### Written instruction
Reproduce only the lines from the line containing "Decode this image" to the end of the entries below, including both of those lines.

### Dataset entries

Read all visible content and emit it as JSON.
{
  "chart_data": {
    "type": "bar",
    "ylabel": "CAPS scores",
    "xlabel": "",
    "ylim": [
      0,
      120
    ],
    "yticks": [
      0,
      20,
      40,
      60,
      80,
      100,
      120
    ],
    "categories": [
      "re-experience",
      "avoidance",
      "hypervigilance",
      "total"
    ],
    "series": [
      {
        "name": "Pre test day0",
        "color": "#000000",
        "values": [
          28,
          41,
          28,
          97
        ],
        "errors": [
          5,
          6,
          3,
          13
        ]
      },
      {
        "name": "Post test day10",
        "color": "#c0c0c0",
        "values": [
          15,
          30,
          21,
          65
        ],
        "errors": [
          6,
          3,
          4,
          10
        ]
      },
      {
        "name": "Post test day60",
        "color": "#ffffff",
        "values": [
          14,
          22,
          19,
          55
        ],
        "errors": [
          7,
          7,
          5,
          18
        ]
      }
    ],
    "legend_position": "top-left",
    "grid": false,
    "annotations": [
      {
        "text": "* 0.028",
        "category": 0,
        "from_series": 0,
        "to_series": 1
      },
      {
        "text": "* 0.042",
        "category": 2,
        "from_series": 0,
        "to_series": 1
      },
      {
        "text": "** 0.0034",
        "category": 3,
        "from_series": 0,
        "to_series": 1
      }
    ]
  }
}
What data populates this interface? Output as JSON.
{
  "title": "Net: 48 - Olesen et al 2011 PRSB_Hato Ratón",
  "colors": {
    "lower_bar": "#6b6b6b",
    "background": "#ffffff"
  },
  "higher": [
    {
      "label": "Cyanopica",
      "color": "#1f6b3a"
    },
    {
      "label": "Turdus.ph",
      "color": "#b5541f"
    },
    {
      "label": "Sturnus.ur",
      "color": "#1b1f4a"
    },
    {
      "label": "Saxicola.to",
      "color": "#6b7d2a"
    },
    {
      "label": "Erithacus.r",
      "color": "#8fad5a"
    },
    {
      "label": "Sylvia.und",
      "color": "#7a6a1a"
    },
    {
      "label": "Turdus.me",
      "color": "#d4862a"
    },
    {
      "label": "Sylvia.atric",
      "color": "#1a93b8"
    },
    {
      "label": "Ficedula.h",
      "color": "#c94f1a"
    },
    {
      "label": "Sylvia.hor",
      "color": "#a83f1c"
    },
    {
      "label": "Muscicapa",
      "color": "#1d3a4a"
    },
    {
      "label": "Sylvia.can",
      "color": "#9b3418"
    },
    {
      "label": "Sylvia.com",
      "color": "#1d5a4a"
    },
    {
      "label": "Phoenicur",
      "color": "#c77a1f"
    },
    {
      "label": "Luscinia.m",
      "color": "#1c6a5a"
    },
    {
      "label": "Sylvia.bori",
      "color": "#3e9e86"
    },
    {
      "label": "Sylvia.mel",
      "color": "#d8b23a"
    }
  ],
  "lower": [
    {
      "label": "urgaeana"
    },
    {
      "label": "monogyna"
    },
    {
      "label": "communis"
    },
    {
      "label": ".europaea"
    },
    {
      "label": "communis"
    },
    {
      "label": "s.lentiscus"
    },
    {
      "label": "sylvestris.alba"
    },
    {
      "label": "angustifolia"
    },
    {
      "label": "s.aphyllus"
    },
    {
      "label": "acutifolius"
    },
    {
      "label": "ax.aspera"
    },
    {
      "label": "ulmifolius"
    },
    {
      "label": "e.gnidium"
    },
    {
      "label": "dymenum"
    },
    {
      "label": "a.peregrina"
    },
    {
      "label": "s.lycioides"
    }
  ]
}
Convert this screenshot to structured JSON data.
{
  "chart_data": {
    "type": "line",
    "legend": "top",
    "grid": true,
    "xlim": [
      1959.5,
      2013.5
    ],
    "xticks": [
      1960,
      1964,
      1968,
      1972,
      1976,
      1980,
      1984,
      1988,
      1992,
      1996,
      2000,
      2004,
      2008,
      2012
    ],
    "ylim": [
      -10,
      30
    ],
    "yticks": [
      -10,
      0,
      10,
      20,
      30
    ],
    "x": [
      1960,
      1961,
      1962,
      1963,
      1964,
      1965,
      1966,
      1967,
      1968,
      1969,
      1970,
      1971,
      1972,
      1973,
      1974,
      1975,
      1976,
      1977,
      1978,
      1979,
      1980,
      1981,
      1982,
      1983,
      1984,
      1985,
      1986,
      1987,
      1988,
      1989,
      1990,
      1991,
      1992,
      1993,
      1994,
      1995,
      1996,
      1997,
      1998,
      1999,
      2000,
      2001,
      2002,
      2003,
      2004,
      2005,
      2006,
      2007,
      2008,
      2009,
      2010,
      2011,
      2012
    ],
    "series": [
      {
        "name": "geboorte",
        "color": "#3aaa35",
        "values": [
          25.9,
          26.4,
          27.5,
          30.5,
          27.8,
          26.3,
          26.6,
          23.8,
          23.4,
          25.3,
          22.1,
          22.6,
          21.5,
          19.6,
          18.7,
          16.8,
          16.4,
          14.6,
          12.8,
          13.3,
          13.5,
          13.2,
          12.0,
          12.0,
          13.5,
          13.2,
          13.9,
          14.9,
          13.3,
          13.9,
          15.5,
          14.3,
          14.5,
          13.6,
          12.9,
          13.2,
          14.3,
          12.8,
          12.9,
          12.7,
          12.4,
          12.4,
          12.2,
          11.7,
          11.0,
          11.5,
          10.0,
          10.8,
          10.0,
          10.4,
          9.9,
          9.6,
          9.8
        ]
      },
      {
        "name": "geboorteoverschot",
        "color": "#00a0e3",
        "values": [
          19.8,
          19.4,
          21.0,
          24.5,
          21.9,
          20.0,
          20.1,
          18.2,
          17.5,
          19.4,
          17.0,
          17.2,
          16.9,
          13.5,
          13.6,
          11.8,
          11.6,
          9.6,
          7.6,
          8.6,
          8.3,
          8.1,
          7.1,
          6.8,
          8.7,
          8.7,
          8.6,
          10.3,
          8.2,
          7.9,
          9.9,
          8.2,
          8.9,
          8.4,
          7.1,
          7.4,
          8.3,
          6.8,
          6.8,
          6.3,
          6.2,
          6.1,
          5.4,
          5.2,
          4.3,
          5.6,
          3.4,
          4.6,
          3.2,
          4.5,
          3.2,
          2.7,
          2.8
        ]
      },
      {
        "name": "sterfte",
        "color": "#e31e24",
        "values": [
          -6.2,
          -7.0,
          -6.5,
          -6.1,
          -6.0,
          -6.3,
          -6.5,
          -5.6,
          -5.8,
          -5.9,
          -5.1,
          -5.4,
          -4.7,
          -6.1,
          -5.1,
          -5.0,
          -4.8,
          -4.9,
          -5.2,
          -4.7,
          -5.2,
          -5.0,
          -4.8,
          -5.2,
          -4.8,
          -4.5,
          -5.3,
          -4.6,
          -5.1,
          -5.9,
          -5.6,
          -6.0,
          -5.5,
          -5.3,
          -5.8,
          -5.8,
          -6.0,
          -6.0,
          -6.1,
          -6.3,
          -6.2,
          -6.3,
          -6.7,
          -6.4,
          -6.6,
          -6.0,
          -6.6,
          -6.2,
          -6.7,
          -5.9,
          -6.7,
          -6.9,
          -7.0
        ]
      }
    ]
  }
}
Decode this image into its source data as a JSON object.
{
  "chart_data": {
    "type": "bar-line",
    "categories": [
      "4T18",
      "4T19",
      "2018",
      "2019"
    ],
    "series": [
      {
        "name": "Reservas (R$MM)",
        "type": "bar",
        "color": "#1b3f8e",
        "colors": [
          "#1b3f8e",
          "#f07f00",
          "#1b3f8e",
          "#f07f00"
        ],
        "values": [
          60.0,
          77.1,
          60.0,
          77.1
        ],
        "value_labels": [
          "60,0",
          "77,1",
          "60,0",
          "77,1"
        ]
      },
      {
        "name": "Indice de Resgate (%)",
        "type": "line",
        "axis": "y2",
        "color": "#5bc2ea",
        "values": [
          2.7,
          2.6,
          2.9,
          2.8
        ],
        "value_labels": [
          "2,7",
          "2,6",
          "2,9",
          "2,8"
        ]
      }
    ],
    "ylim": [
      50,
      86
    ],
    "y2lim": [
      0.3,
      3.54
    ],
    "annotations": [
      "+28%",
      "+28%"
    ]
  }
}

### Task answer
Decode this image into its source data as a JSON object.
{
  "chart_data": {
    "type": "bar-line",
    "categories": [
      "4T18",
      "4T19",
      "2018",
      "2019"
    ],
    "series": [
      {
        "name": "Reservas (R$MM)",
        "type": "bar",
        "color": "#1b3f8e",
        "colors": [
          "#1b3f8e",
          "#f07f00",
          "#1b3f8e",
          "#f07f00"
        ],
        "values": [
          60.0,
          77.1,
          60.0,
          77.1
        ],
        "value_labels": [
          "60,0",
          "77,1",
          "60,0",
          "77,1"
        ]
      },
      {
        "name": "Indice de Resgate (%)",
        "type": "line",
        "axis": "y2",
        "color": "#5bc2ea",
        "values": [
          2.7,
          2.6,
          2.9,
          2.8
        ],
        "value_labels": [
          "2,7",
          "2,6",
          "2,9",
          "2,8"
        ]
      }
    ],
    "ylim": [
      50,
      86
    ],
    "y2lim": [
      0.3,
      3.54
    ],
    "annotations": [
      "+28%",
      "+28%"
    ]
  }
}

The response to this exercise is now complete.